> Deskripsi Tugas
Salin ulang semua baris entri di bawah tanpa perubahan, mulai dari baris pertama hingga baris yang memuat "x-tick-label: 21.6: [806, 395, 825, 406]", termasuk baris tersebut.

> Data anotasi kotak
□ □ □

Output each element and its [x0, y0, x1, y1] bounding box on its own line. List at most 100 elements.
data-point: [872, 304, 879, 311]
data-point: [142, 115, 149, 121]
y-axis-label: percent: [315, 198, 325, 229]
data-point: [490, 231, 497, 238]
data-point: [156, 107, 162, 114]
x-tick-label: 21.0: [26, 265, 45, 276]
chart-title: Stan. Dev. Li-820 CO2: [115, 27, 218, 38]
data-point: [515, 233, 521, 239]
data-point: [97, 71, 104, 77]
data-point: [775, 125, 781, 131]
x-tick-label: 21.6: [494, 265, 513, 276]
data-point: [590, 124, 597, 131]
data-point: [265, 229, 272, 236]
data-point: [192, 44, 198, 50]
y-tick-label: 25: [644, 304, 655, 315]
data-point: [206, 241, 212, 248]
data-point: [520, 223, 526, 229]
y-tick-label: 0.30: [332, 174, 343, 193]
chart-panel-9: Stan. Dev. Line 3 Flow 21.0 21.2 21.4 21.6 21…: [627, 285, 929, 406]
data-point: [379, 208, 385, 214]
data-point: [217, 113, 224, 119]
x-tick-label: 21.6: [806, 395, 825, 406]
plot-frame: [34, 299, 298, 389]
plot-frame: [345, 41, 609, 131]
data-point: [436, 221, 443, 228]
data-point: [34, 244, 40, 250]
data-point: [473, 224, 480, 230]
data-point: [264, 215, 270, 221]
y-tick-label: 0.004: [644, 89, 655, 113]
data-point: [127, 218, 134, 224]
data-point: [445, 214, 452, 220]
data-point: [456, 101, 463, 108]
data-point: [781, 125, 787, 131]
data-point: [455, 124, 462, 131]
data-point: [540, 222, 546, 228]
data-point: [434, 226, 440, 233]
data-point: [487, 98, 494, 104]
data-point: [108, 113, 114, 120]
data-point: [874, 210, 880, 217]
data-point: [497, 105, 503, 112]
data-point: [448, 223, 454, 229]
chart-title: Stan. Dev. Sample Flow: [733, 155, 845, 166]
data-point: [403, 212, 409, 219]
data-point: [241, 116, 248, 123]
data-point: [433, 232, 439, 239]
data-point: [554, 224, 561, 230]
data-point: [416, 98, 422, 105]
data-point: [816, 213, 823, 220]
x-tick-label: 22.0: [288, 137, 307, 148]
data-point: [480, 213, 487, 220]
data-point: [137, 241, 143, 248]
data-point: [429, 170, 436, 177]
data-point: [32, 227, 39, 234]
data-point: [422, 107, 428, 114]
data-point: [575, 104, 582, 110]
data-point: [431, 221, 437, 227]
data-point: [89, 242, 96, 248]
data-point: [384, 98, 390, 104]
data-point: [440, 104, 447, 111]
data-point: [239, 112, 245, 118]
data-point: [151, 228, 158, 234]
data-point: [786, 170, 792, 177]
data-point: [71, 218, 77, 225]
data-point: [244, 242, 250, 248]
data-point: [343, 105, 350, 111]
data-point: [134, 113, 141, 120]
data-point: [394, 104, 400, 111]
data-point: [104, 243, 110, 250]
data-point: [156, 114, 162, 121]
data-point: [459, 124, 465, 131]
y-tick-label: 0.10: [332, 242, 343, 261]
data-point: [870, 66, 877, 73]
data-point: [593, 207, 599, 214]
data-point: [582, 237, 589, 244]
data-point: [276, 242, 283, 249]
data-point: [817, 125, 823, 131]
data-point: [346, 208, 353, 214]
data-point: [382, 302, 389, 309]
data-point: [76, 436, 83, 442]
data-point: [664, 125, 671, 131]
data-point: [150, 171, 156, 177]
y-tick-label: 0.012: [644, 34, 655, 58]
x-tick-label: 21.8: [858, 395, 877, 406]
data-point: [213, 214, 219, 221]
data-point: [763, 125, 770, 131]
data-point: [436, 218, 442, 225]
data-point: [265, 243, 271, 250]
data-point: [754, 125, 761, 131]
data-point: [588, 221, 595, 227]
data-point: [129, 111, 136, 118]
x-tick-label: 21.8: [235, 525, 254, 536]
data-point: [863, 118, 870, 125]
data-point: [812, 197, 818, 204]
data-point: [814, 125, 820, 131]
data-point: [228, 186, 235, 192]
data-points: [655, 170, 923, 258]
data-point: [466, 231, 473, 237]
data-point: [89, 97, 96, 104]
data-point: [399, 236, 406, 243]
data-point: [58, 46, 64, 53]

□ □ □

> Keluaran yang Diharapkan
Output each element and its [x0, y0, x1, y1] bounding box on its own line. List at most 100 elements.
data-point: [872, 304, 879, 311]
data-point: [142, 115, 149, 121]
y-axis-label: percent: [315, 198, 325, 229]
data-point: [490, 231, 497, 238]
data-point: [156, 107, 162, 114]
x-tick-label: 21.0: [26, 265, 45, 276]
chart-title: Stan. Dev. Li-820 CO2: [115, 27, 218, 38]
data-point: [515, 233, 521, 239]
data-point: [97, 71, 104, 77]
data-point: [775, 125, 781, 131]
x-tick-label: 21.6: [494, 265, 513, 276]
data-point: [590, 124, 597, 131]
data-point: [265, 229, 272, 236]
data-point: [192, 44, 198, 50]
y-tick-label: 25: [644, 304, 655, 315]
data-point: [206, 241, 212, 248]
data-point: [520, 223, 526, 229]
y-tick-label: 0.30: [332, 174, 343, 193]
chart-panel-9: Stan. Dev. Line 3 Flow 21.0 21.2 21.4 21.6 21…: [627, 285, 929, 406]
data-point: [379, 208, 385, 214]
data-point: [217, 113, 224, 119]
x-tick-label: 21.6: [806, 395, 825, 406]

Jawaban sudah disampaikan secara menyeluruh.